Copy each line in the data that includes the word "وغير".

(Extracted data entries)
## Start

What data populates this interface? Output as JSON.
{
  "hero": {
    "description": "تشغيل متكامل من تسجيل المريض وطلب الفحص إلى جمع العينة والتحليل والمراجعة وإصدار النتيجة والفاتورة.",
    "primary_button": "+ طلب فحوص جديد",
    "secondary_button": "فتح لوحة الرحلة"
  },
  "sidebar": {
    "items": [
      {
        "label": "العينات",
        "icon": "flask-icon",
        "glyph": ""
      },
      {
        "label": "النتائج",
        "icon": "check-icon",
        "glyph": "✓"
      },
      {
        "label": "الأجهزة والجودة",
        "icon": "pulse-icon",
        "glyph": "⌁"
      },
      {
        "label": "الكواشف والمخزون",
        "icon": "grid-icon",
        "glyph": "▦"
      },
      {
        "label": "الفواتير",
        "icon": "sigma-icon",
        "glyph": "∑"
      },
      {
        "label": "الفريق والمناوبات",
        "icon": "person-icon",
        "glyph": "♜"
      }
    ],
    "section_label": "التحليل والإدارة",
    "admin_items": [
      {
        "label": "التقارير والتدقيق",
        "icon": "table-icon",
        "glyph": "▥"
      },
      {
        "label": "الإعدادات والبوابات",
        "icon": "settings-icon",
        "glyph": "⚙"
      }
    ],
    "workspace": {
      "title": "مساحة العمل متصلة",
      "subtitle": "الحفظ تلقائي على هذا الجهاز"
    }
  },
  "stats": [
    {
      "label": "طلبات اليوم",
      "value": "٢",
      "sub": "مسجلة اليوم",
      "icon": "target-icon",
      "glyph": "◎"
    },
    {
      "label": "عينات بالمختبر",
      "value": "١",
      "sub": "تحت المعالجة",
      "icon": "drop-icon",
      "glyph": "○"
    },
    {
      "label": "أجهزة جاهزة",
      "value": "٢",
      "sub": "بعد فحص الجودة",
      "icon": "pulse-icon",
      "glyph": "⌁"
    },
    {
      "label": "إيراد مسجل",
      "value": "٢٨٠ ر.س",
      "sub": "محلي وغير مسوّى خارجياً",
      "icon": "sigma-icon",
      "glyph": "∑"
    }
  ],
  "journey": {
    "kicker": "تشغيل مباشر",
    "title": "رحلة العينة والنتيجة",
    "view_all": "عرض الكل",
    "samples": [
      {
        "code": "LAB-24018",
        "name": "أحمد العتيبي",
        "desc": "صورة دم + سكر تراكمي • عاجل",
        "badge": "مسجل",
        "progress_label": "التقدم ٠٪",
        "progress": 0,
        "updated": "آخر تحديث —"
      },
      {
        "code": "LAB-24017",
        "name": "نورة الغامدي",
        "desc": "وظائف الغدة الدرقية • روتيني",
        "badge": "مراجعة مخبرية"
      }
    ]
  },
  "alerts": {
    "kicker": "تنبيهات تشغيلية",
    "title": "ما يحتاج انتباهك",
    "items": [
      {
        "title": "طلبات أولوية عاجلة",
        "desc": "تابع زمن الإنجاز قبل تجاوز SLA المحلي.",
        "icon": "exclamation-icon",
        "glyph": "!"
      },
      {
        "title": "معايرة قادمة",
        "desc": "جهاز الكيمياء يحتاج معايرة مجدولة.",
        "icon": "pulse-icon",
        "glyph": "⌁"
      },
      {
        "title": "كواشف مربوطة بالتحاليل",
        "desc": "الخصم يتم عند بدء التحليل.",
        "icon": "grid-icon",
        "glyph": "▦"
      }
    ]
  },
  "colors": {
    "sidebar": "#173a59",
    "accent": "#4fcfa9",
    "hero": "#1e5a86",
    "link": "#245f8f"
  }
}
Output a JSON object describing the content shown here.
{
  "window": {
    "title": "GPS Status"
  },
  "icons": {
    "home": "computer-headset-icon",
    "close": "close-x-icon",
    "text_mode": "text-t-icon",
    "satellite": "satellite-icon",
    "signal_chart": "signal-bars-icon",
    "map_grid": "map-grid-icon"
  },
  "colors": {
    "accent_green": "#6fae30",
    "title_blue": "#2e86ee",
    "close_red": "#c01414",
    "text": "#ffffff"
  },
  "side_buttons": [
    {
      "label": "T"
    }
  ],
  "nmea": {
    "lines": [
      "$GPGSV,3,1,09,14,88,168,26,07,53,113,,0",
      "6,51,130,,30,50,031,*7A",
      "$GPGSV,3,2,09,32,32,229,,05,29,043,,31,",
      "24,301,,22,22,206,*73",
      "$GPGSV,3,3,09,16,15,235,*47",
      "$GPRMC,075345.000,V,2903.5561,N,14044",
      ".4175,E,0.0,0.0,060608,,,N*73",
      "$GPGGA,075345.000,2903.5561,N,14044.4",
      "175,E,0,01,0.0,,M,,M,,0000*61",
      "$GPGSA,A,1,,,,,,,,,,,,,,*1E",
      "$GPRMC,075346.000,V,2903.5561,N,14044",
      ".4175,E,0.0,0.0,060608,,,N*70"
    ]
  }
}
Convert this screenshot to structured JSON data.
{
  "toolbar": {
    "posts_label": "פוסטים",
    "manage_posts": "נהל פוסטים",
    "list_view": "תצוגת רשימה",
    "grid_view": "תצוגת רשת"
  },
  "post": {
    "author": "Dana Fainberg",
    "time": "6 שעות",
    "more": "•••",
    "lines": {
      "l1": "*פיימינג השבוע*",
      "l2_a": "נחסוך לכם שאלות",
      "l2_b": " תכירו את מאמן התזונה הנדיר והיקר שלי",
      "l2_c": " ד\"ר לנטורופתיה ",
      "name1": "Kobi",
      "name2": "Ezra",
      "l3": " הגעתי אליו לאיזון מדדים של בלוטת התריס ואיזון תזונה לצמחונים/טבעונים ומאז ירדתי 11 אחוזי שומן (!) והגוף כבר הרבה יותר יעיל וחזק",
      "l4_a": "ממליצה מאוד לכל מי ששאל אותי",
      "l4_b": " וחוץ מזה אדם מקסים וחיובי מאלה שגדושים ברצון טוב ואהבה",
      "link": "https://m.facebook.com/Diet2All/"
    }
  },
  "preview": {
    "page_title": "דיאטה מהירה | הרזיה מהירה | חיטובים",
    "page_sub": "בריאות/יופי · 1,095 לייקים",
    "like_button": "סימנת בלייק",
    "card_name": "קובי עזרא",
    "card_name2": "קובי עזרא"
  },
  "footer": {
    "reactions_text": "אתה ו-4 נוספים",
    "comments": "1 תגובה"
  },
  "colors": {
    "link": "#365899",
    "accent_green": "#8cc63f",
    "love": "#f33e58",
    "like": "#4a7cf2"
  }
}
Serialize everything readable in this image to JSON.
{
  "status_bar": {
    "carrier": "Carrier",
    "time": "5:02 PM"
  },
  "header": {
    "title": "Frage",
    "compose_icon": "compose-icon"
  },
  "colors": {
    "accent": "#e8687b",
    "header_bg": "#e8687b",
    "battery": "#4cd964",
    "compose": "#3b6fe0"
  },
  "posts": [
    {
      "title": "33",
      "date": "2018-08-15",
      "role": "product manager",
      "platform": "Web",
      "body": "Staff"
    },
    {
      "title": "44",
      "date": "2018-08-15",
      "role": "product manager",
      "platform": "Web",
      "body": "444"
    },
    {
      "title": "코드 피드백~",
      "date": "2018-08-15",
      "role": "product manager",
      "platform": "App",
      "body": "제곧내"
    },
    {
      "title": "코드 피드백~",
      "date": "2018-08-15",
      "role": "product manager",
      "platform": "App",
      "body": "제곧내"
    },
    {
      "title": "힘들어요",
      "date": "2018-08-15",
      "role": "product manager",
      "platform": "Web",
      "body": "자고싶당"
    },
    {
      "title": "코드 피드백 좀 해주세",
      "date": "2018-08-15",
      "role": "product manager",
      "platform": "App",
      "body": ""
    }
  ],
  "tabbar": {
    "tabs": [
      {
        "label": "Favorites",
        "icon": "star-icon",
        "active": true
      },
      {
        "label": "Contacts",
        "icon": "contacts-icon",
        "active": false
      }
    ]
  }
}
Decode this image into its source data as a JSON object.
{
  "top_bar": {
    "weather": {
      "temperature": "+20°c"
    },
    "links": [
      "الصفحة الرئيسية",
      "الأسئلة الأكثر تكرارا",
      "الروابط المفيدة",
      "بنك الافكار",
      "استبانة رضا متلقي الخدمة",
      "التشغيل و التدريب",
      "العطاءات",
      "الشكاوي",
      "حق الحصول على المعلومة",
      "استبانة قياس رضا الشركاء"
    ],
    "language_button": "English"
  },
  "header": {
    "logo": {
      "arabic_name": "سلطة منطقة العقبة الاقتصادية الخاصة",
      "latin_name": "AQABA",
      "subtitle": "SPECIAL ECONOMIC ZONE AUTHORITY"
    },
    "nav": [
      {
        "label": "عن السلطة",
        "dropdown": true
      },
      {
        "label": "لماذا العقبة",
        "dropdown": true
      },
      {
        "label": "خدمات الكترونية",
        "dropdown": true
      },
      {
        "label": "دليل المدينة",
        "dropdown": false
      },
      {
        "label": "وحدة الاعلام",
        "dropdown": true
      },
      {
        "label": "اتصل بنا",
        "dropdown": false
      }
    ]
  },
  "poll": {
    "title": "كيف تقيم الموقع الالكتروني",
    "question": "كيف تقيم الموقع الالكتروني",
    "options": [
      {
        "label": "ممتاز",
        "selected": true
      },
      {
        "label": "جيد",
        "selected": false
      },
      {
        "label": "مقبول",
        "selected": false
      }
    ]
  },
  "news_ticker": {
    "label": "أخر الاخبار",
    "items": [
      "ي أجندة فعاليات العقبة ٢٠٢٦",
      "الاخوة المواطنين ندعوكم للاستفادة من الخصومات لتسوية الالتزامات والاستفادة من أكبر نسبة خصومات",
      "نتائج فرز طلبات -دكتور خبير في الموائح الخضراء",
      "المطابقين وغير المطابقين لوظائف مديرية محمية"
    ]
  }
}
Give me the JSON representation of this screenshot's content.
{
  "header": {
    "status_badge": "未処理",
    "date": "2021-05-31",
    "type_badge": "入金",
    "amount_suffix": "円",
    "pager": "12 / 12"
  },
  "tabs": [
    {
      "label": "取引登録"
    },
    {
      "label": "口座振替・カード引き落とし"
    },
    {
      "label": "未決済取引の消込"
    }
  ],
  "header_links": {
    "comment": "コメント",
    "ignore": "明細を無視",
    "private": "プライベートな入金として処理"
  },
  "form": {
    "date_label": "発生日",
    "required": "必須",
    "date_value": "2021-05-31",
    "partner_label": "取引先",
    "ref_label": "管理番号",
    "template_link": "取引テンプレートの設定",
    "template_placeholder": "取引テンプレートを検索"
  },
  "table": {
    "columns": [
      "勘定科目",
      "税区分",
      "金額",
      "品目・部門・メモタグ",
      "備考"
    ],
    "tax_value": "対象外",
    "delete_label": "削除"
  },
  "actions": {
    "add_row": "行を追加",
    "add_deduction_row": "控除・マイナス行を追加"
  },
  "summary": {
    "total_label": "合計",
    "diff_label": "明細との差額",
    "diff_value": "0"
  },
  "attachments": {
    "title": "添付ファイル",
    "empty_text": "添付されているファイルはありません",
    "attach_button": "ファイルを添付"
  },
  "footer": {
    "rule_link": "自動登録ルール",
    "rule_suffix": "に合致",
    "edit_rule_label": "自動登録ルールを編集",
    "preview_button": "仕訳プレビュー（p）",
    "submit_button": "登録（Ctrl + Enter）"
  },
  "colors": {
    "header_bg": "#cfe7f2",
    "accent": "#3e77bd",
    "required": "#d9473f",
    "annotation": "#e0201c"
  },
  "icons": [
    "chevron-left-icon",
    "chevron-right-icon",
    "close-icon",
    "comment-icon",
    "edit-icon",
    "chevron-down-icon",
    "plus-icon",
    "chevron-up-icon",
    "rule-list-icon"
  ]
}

## End

■ Answer to this exercise
      "sub": "محلي وغير مسوّى خارجياً",
      "المطابقين وغير المطابقين لوظائف مديرية محمية"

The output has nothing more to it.